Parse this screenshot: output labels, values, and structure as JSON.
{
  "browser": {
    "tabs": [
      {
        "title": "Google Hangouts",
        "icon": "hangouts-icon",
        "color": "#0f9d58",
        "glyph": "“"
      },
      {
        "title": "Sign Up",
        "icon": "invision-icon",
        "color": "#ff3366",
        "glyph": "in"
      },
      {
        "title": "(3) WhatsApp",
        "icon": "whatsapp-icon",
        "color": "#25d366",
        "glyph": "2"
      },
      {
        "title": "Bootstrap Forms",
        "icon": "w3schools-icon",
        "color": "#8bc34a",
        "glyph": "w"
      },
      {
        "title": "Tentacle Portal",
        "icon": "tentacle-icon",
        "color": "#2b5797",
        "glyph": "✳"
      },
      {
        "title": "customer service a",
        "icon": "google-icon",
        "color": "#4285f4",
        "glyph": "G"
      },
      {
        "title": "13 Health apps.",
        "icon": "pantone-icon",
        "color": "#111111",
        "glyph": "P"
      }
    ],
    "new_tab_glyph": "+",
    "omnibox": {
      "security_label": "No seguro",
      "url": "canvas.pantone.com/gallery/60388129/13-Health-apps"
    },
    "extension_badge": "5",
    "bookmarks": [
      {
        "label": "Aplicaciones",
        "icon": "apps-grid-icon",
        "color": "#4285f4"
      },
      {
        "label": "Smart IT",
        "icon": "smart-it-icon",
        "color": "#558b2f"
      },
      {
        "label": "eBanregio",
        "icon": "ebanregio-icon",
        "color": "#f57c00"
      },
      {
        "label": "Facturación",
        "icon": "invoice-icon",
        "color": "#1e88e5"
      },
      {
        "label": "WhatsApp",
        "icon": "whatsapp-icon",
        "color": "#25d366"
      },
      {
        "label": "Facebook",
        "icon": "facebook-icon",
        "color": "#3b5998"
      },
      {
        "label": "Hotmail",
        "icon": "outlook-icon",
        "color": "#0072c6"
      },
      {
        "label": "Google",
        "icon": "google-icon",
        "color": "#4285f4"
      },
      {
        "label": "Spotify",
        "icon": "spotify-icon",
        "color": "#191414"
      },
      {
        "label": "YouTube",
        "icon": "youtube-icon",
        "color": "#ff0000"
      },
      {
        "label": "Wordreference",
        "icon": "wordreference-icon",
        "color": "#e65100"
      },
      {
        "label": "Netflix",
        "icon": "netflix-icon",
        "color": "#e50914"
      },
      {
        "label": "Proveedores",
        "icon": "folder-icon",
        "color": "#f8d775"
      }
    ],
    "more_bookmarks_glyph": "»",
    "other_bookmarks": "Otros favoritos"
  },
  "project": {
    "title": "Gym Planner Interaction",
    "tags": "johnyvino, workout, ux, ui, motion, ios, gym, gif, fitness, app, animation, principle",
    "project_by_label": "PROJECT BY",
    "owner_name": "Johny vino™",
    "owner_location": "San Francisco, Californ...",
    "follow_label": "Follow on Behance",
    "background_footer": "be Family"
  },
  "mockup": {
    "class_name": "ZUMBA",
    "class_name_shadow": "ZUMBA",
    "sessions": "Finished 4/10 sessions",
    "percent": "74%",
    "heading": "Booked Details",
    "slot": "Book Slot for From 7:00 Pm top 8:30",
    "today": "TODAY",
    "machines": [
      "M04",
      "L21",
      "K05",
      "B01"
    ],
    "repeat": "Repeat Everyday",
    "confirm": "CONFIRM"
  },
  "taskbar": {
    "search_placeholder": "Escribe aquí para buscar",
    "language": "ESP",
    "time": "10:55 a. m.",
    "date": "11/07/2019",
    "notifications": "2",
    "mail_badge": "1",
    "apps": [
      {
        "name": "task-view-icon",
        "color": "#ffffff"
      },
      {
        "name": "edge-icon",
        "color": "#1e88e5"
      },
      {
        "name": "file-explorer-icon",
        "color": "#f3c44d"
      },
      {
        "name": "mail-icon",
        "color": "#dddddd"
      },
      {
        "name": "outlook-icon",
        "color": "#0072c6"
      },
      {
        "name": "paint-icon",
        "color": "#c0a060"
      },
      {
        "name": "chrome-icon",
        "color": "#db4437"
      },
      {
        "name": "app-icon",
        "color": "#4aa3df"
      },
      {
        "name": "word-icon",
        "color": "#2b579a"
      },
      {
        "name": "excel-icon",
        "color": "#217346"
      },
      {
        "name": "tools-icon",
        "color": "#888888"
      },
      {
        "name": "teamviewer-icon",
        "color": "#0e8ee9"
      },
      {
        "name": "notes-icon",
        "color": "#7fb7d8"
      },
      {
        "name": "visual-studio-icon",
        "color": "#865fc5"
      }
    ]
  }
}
• • •
→ **What the task requires**
Retype the whole listing, matching it exactly.

→ **Reply to the exercise**
Parse this screenshot: output labels, values, and structure as JSON.
{
  "browser": {
    "tabs": [
      {
        "title": "Google Hangouts",
        "icon": "hangouts-icon",
        "color": "#0f9d58",
        "glyph": "“"
      },
      {
        "title": "Sign Up",
        "icon": "invision-icon",
        "color": "#ff3366",
        "glyph": "in"
      },
      {
        "title": "(3) WhatsApp",
        "icon": "whatsapp-icon",
        "color": "#25d366",
        "glyph": "2"
      },
      {
        "title": "Bootstrap Forms",
        "icon": "w3schools-icon",
        "color": "#8bc34a",
        "glyph": "w"
      },
      {
        "title": "Tentacle Portal",
        "icon": "tentacle-icon",
        "color": "#2b5797",
        "glyph": "✳"
      },
      {
        "title": "customer service a",
        "icon": "google-icon",
        "color": "#4285f4",
        "glyph": "G"
      },
      {
        "title": "13 Health apps.",
        "icon": "pantone-icon",
        "color": "#111111",
        "glyph": "P"
      }
    ],
    "new_tab_glyph": "+",
    "omnibox": {
      "security_label": "No seguro",
      "url": "canvas.pantone.com/gallery/60388129/13-Health-apps"
    },
    "extension_badge": "5",
    "bookmarks": [
      {
        "label": "Aplicaciones",
        "icon": "apps-grid-icon",
        "color": "#4285f4"
      },
      {
        "label": "Smart IT",
        "icon": "smart-it-icon",
        "color": "#558b2f"
      },
      {
        "label": "eBanregio",
        "icon": "ebanregio-icon",
        "color": "#f57c00"
      },
      {
        "label": "Facturación",
        "icon": "invoice-icon",
        "color": "#1e88e5"
      },
      {
        "label": "WhatsApp",
        "icon": "whatsapp-icon",
        "color": "#25d366"
      },
      {
        "label": "Facebook",
        "icon": "facebook-icon",
        "color": "#3b5998"
      },
      {
        "label": "Hotmail",
        "icon": "outlook-icon",
        "color": "#0072c6"
      },
      {
        "label": "Google",
        "icon": "google-icon",
        "color": "#4285f4"
      },
      {
        "label": "Spotify",
        "icon": "spotify-icon",
        "color": "#191414"
      },
      {
        "label": "YouTube",
        "icon": "youtube-icon",
        "color": "#ff0000"
      },
      {
        "label": "Wordreference",
        "icon": "wordreference-icon",
        "color": "#e65100"
      },
      {
        "label": "Netflix",
        "icon": "netflix-icon",
        "color": "#e50914"
      },
      {
        "label": "Proveedores",
        "icon": "folder-icon",
        "color": "#f8d775"
      }
    ],
    "more_bookmarks_glyph": "»",
    "other_bookmarks": "Otros favoritos"
  },
  "project": {
    "title": "Gym Planner Interaction",
    "tags": "johnyvino, workout, ux, ui, motion, ios, gym, gif, fitness, app, animation, principle",
    "project_by_label": "PROJECT BY",
    "owner_name": "Johny vino™",
    "owner_location": "San Francisco, Californ...",
    "follow_label": "Follow on Behance",
    "background_footer": "be Family"
  },
  "mockup": {
    "class_name": "ZUMBA",
    "class_name_shadow": "ZUMBA",
    "sessions": "Finished 4/10 sessions",
    "percent": "74%",
    "heading": "Booked Details",
    "slot": "Book Slot for From 7:00 Pm top 8:30",
    "today": "TODAY",
    "machines": [
      "M04",
      "L21",
      "K05",
      "B01"
    ],
    "repeat": "Repeat Everyday",
    "confirm": "CONFIRM"
  },
  "taskbar": {
    "search_placeholder": "Escribe aquí para buscar",
    "language": "ESP",
    "time": "10:55 a. m.",
    "date": "11/07/2019",
    "notifications": "2",
    "mail_badge": "1",
    "apps": [
      {
        "name": "task-view-icon",
        "color": "#ffffff"
      },
      {
        "name": "edge-icon",
        "color": "#1e88e5"
      },
      {
        "name": "file-explorer-icon",
        "color": "#f3c44d"
      },
      {
        "name": "mail-icon",
        "color": "#dddddd"
      },
      {
        "name": "outlook-icon",
        "color": "#0072c6"
      },
      {
        "name": "paint-icon",
        "color": "#c0a060"
      },
      {
        "name": "chrome-icon",
        "color": "#db4437"
      },
      {
        "name": "app-icon",
        "color": "#4aa3df"
      },
      {
        "name": "word-icon",
        "color": "#2b579a"
      },
      {
        "name": "excel-icon",
        "color": "#217346"
      },
      {
        "name": "tools-icon",
        "color": "#888888"
      },
      {
        "name": "teamviewer-icon",
        "color": "#0e8ee9"
      },
      {
        "name": "notes-icon",
        "color": "#7fb7d8"
      },
      {
        "name": "visual-studio-icon",
        "color": "#865fc5"
      }
    ]
  }
}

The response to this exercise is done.